Dataset rows:

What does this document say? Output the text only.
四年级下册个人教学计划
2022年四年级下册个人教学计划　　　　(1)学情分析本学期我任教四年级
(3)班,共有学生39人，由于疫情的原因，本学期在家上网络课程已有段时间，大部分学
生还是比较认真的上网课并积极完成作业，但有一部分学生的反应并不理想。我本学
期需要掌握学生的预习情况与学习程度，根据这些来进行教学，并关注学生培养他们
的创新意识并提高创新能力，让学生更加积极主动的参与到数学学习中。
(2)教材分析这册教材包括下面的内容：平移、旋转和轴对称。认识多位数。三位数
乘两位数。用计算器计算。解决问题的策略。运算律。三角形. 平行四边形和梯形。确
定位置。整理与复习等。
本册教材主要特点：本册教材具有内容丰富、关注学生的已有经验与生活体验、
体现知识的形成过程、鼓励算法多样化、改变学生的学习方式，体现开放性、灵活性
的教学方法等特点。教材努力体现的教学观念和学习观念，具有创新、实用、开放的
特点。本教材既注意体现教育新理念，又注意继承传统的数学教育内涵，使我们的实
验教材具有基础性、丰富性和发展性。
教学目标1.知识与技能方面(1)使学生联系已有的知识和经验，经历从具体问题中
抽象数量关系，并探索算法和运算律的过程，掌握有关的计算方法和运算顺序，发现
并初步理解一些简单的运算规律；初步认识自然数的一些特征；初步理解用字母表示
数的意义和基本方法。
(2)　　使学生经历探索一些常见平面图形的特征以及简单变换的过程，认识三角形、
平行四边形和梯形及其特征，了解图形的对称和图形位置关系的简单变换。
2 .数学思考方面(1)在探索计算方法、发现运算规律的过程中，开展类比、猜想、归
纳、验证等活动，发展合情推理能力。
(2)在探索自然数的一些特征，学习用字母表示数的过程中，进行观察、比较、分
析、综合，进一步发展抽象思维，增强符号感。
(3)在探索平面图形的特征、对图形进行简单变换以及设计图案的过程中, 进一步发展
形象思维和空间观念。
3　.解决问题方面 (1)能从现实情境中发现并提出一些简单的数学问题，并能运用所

Aim of the task: Copy the records above exactly.

Reply:
What does this document say? Output the text only.
四年级下册个人教学计划
2022年四年级下册个人教学计划　　　　(1)学情分析本学期我任教四年级
(3)班,共有学生39人，由于疫情的原因，本学期在家上网络课程已有段时间，大部分学
生还是比较认真的上网课并积极完成作业，但有一部分学生的反应并不理想。我本学
期需要掌握学生的预习情况与学习程度，根据这些来进行教学，并关注学生培养他们
的创新意识并提高创新能力，让学生更加积极主动的参与到数学学习中。
(2)教材分析这册教材包括下面的内容：平移、旋转和轴对称。认识多位数。三位数
乘两位数。用计算器计算。解决问题的策略。运算律。三角形. 平行四边形和梯形。确
定位置。整理与复习等。
本册教材主要特点：本册教材具有内容丰富、关注学生的已有经验与生活体验、
体现知识的形成过程、鼓励算法多样化、改变学生的学习方式，体现开放性、灵活性
的教学方法等特点。教材努力体现的教学观念和学习观念，具有创新、实用、开放的
特点。本教材既注意体现教育新理念，又注意继承传统的数学教育内涵，使我们的实
验教材具有基础性、丰富性和发展性。
教学目标1.知识与技能方面(1)使学生联系已有的知识和经验，经历从具体问题中
抽象数量关系，并探索算法和运算律的过程，掌握有关的计算方法和运算顺序，发现
并初步理解一些简单的运算规律；初步认识自然数的一些特征；初步理解用字母表示
数的意义和基本方法。
(2)　　使学生经历探索一些常见平面图形的特征以及简单变换的过程，认识三角形、
平行四边形和梯形及其特征，了解图形的对称和图形位置关系的简单变换。
2 .数学思考方面(1)在探索计算方法、发现运算规律的过程中，开展类比、猜想、归
纳、验证等活动，发展合情推理能力。
(2)在探索自然数的一些特征，学习用字母表示数的过程中，进行观察、比较、分
析、综合，进一步发展抽象思维，增强符号感。
(3)在探索平面图形的特征、对图形进行简单变换以及设计图案的过程中, 进一步发展
形象思维和空间观念。
3　.解决问题方面 (1)能从现实情境中发现并提出一些简单的数学问题，并能运用所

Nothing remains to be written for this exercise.